In the listing below, find every line containing "Christmas" and copy it out.

Records from a dataset:
((

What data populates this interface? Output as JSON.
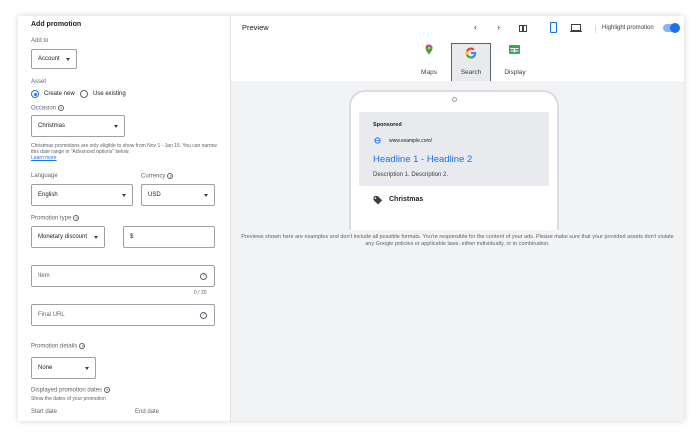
{
  "left": {
    "title": "Add promotion",
    "add_to_label": "Add to",
    "add_to_value": "Account",
    "asset_label": "Asset",
    "asset_options": [
      "Create new",
      "Use existing"
    ],
    "occasion_label": "Occasion",
    "occasion_value": "Christmas",
    "occasion_note": "Christmas promotions are only eligible to show from Nov 1 - Jan 15. You can narrow this date range in \"Advanced options\" below.",
    "learn_more": "Learn more",
    "language_label": "Language",
    "language_value": "English",
    "currency_label": "Currency",
    "currency_value": "USD",
    "promotion_type_label": "Promotion type",
    "promotion_type_value": "Monetary discount",
    "amount_prefix": "$",
    "item_placeholder": "Item",
    "item_counter": "0 / 20",
    "final_url_placeholder": "Final URL",
    "promotion_details_label": "Promotion details",
    "promotion_details_value": "None",
    "displayed_dates_label": "Displayed promotion dates",
    "displayed_dates_sub": "Show the dates of your promotion",
    "start_date_label": "Start date",
    "end_date_label": "End date"
  },
  "preview": {
    "title": "Preview",
    "highlight_label": "Highlight promotion",
    "highlight_on": true,
    "tabs": [
      {
        "label": "Maps",
        "icon": "maps-pin-icon"
      },
      {
        "label": "Search",
        "icon": "google-g-icon",
        "selected": true
      },
      {
        "label": "Display",
        "icon": "display-icon"
      }
    ],
    "sponsored": "Sponsored",
    "url": "www.example.com/",
    "headline": "Headline 1 - Headline 2",
    "description": "Description 1. Description 2.",
    "promotion_text": "Christmas",
    "disclaimer": "Previews shown here are examples and don't include all possible formats. You're responsible for the content of your ads. Please make sure that your provided assets don't violate any Google policies or applicable laws, either individually, or in combination."
  },
  "colors": {
    "accent": "#1a73e8",
    "headline": "#1a0dab",
    "panel_bg": "#f1f3f4"
  }
}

))

• _COMPLETE ANSWER_:
    "occasion_value": "Christmas",
    "occasion_note": "Christmas promotions are only eligible to show from Nov 1 - Jan 15. You can narrow this date range in \"Advanced options\" below.",
    "promotion_text": "Christmas",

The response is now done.